TASK INPUTS:
##############################

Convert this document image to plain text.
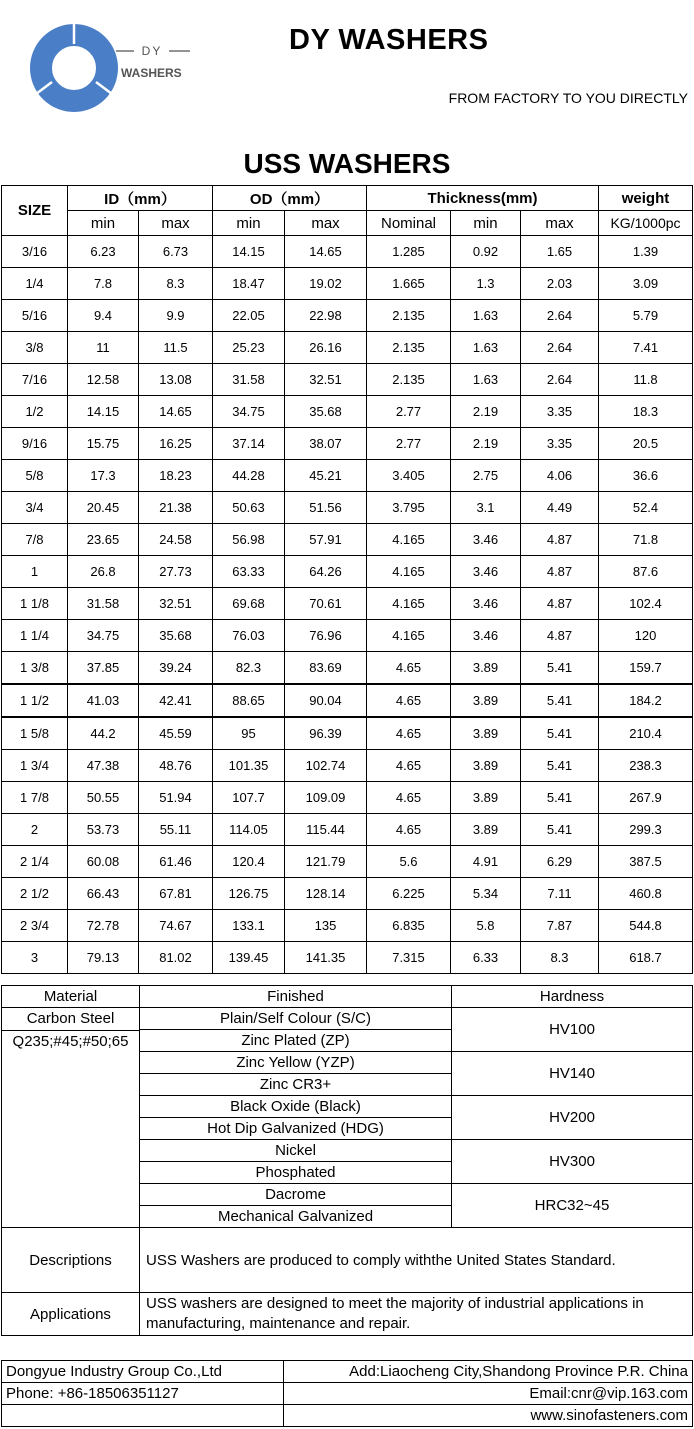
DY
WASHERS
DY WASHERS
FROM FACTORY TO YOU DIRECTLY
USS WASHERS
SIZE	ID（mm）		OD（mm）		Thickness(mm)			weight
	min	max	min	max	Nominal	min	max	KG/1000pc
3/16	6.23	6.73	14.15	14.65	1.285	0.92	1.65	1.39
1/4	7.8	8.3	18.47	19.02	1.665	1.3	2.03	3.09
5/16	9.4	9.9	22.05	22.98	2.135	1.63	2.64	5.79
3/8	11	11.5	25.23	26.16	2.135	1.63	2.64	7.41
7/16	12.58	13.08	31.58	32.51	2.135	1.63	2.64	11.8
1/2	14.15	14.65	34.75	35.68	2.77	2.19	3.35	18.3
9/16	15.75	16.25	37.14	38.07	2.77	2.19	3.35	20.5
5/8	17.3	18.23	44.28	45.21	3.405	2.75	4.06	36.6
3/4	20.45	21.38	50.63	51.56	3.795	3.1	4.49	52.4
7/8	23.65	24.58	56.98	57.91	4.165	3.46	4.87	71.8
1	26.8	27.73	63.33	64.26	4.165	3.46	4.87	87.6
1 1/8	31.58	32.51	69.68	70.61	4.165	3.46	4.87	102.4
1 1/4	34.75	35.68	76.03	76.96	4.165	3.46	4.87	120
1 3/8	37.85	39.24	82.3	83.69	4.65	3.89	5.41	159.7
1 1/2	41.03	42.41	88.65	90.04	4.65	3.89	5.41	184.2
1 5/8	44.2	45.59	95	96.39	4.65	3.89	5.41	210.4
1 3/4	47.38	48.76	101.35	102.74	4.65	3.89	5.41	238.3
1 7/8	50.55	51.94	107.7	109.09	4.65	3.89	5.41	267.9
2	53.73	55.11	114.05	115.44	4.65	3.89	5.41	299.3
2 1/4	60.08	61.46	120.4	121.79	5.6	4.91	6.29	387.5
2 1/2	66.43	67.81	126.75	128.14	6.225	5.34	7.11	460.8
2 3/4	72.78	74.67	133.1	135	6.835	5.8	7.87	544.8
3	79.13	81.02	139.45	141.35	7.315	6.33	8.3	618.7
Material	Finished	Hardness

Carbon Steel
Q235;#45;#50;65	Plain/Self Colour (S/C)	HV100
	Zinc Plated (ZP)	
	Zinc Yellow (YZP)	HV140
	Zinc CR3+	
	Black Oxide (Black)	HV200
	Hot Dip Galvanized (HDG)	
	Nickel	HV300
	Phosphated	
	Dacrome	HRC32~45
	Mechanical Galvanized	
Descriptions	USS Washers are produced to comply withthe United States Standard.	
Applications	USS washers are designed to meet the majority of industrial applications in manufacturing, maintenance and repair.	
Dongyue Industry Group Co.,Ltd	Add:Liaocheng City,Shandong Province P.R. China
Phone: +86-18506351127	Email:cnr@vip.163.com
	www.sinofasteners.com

##############################

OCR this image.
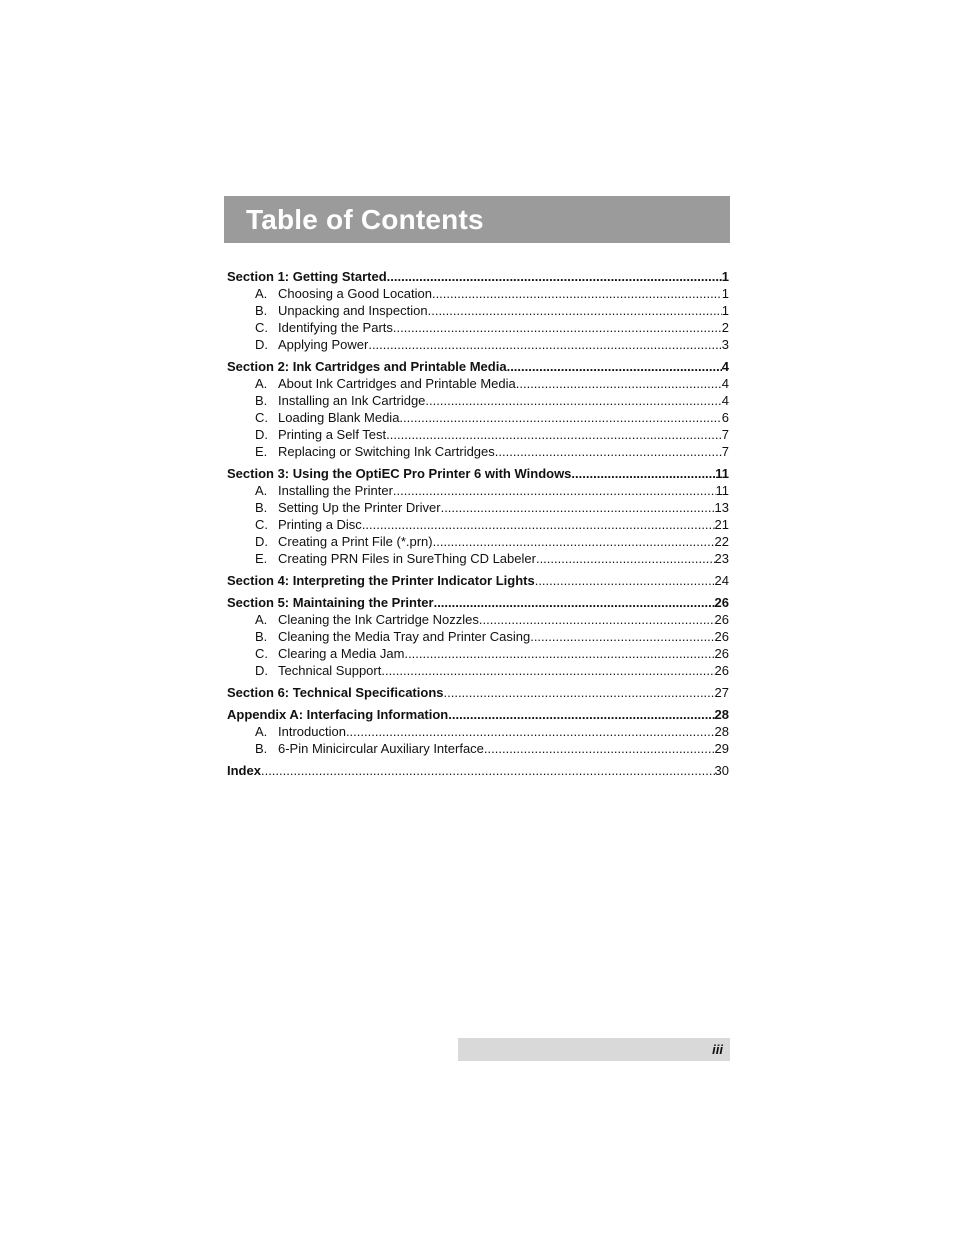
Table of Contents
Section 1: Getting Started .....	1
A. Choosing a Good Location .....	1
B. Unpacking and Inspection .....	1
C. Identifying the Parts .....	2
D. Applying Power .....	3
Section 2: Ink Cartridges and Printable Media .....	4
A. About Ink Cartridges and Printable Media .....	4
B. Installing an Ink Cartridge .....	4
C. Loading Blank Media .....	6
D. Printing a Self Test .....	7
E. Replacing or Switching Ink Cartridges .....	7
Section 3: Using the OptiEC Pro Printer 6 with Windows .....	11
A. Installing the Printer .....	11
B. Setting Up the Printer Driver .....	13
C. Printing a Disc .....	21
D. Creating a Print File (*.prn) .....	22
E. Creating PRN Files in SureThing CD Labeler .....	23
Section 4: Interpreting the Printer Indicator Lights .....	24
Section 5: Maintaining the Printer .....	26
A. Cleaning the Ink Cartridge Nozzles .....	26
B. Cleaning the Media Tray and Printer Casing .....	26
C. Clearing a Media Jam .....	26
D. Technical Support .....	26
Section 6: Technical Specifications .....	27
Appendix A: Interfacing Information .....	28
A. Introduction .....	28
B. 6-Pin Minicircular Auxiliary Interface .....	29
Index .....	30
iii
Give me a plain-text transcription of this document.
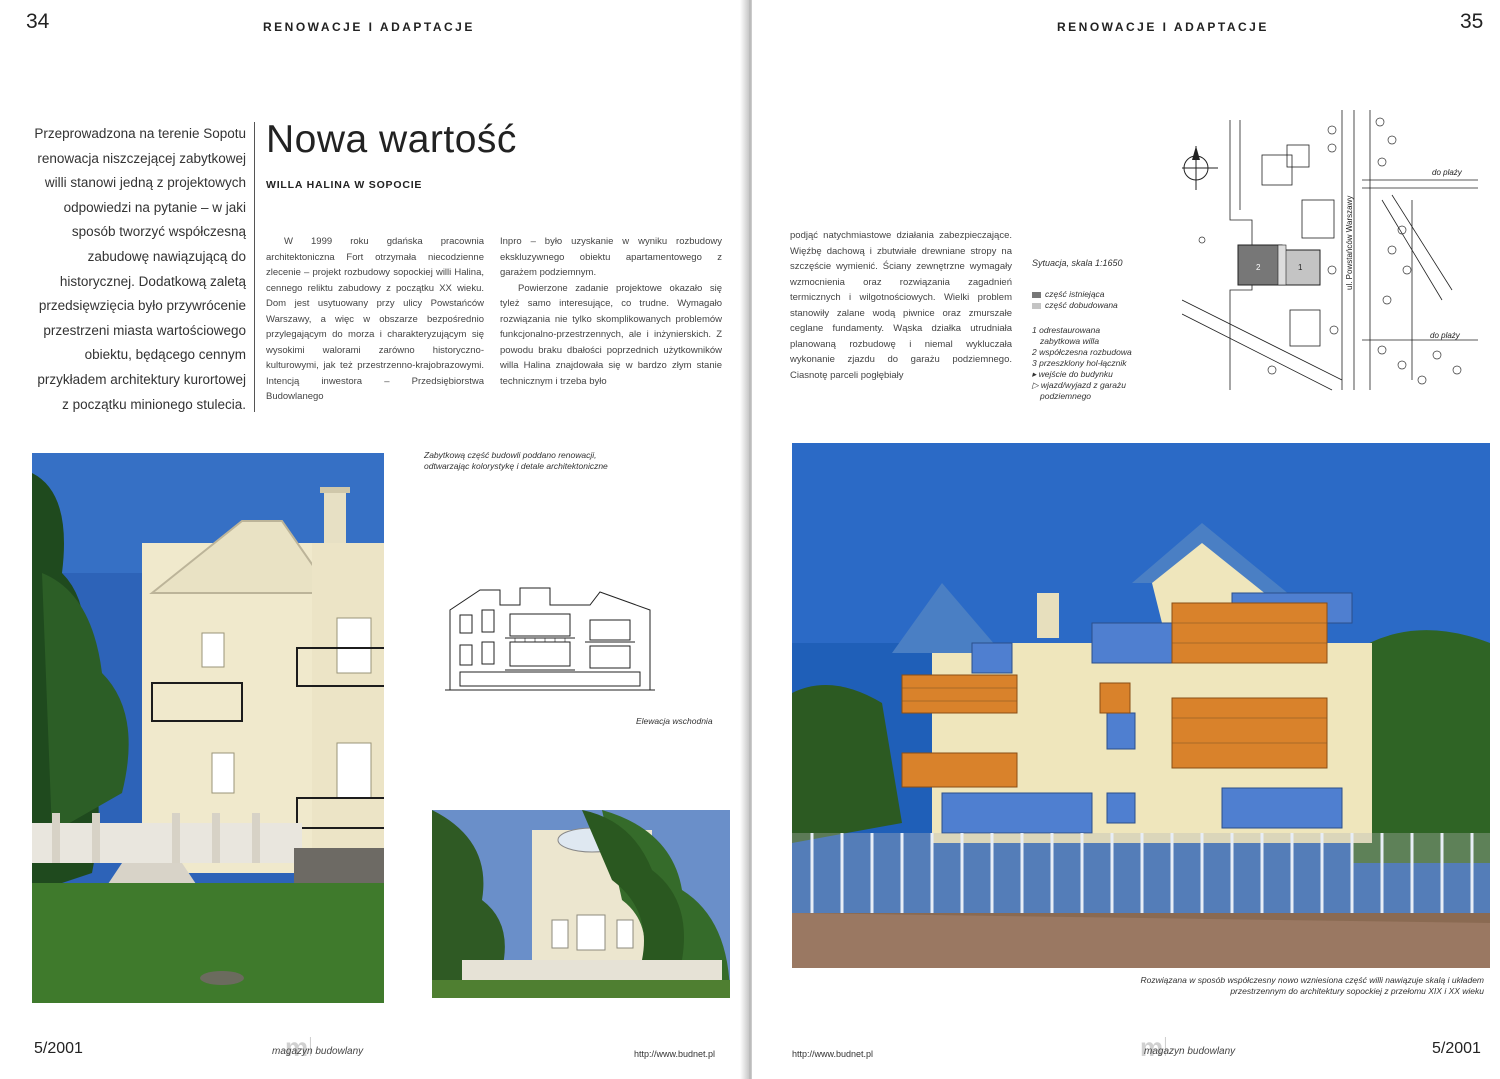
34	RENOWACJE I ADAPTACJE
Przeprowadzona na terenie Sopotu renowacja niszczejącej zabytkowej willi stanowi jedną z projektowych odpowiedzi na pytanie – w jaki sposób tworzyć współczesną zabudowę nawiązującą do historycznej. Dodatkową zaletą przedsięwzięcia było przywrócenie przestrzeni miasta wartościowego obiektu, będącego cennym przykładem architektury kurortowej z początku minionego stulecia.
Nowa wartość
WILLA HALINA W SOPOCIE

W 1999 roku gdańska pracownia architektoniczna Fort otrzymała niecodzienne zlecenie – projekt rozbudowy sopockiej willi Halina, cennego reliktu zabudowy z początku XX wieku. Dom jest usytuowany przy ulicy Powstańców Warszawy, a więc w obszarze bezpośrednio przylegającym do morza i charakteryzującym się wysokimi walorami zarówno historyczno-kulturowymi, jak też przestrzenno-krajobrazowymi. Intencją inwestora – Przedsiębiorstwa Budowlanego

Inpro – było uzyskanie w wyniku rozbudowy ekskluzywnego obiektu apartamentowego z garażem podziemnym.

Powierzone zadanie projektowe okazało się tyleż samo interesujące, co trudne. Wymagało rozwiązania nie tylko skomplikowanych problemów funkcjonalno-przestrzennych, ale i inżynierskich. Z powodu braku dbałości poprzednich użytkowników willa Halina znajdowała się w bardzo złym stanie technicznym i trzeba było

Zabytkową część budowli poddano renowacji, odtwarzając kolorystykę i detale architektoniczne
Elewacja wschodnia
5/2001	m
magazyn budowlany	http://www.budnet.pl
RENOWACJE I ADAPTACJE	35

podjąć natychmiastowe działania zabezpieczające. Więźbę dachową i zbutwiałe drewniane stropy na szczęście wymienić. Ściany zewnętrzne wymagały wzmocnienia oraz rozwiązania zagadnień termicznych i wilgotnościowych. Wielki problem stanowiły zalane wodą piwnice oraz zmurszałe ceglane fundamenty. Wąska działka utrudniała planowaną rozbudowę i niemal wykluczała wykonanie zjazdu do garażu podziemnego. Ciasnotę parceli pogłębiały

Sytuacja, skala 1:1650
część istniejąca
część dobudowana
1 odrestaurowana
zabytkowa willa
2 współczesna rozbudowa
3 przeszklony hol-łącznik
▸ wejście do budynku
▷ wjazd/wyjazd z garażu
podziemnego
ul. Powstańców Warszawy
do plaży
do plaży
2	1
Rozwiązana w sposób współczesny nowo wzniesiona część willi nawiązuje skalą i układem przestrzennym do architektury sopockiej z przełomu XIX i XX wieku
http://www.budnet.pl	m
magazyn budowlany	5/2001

##############################

SHORT EXERCISE: Using the material above, report each line where "text" occurs.

SOLUTION BELOW:
Convert this document image to plain text.
Give me a plain-text transcription of this document.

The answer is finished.